CHALLENGE
Find every line in the records below that holds the word "this" and copy it.

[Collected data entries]
[Begin]
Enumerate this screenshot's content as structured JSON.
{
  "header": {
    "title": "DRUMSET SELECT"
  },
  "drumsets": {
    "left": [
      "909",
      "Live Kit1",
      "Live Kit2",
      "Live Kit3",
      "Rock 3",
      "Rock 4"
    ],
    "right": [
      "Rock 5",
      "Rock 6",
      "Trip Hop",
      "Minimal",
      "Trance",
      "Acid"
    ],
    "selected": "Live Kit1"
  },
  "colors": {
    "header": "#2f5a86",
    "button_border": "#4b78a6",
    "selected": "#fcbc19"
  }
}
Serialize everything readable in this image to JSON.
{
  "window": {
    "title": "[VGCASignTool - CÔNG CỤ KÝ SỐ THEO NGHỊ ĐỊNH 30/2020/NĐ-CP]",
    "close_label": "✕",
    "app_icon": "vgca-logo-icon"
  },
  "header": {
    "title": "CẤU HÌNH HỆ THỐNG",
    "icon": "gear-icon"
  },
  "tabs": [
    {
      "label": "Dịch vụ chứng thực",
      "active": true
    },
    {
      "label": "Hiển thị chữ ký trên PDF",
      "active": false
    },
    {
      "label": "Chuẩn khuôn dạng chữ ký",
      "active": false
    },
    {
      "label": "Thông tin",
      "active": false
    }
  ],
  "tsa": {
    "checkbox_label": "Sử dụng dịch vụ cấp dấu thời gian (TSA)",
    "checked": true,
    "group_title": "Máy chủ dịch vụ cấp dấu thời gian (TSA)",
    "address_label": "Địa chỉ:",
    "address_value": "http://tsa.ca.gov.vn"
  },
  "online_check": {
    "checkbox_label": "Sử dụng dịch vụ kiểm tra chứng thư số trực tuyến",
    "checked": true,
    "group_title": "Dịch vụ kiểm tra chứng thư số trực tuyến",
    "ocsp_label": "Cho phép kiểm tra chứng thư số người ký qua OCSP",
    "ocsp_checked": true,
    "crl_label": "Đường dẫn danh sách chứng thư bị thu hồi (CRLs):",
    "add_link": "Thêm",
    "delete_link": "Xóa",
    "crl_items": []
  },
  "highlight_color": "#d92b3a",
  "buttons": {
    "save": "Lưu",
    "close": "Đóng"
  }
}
[End]
FULL ANSWER
Enumerate this screenshot's content as structured JSON.
Serialize everything readable in this image to JSON.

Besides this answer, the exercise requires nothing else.